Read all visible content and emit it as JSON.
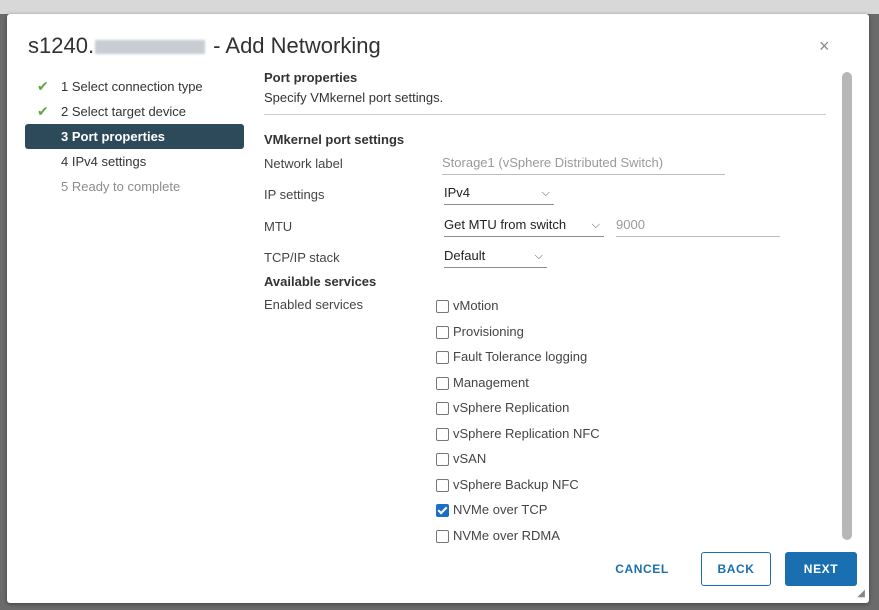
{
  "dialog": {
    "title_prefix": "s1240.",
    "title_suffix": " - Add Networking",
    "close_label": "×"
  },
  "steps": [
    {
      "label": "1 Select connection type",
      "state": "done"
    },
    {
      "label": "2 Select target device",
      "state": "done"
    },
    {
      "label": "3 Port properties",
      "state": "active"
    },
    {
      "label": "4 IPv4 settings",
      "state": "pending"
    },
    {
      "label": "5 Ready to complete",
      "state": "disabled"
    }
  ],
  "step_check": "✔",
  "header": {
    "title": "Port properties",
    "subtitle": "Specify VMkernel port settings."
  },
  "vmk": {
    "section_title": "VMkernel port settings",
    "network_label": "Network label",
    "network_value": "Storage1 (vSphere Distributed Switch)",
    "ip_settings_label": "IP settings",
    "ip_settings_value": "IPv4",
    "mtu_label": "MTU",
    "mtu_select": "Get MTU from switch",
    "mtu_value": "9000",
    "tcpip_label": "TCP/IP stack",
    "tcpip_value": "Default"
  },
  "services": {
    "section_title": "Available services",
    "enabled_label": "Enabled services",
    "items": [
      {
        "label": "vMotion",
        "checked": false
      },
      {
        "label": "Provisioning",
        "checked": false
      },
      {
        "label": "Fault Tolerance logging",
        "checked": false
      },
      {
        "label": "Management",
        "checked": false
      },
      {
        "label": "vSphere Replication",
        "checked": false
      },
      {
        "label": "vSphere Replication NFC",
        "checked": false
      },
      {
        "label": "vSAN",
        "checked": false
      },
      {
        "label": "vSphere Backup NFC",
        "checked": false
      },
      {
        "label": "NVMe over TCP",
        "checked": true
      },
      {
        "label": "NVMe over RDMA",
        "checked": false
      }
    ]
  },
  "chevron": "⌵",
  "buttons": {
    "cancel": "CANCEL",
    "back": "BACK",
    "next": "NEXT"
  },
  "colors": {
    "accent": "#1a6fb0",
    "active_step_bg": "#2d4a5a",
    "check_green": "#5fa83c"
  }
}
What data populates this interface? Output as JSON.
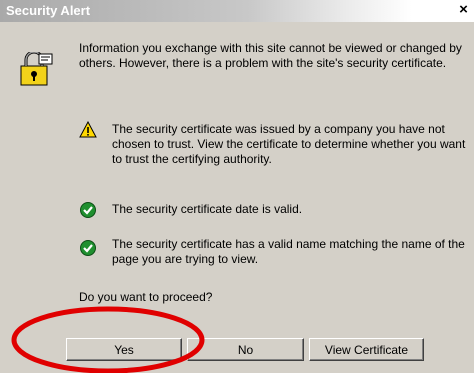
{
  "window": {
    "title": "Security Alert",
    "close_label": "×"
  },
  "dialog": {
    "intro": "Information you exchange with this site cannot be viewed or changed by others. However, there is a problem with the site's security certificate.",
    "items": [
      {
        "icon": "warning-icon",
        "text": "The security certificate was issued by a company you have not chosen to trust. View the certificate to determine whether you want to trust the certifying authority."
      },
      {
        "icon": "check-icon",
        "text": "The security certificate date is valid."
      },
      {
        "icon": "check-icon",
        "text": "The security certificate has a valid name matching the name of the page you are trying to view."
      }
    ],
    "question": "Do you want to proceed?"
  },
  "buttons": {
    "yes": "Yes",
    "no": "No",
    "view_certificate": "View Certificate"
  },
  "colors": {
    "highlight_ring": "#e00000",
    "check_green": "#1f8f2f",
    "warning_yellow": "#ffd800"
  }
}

==============================

• TASK DIRECTIONS
Nothing but the lines from the line containing "What data populates" through the last line of the material may be output, and they must be copied exactly, without pictures.

• WRITTEN REPLY
What data populates this interface? Output as JSON.
{
  "window": {
    "title": "Security Alert",
    "close_label": "×"
  },
  "dialog": {
    "intro": "Information you exchange with this site cannot be viewed or changed by others. However, there is a problem with the site's security certificate.",
    "items": [
      {
        "icon": "warning-icon",
        "text": "The security certificate was issued by a company you have not chosen to trust. View the certificate to determine whether you want to trust the certifying authority."
      },
      {
        "icon": "check-icon",
        "text": "The security certificate date is valid."
      },
      {
        "icon": "check-icon",
        "text": "The security certificate has a valid name matching the name of the page you are trying to view."
      }
    ],
    "question": "Do you want to proceed?"
  },
  "buttons": {
    "yes": "Yes",
    "no": "No",
    "view_certificate": "View Certificate"
  },
  "colors": {
    "highlight_ring": "#e00000",
    "check_green": "#1f8f2f",
    "warning_yellow": "#ffd800"
  }
}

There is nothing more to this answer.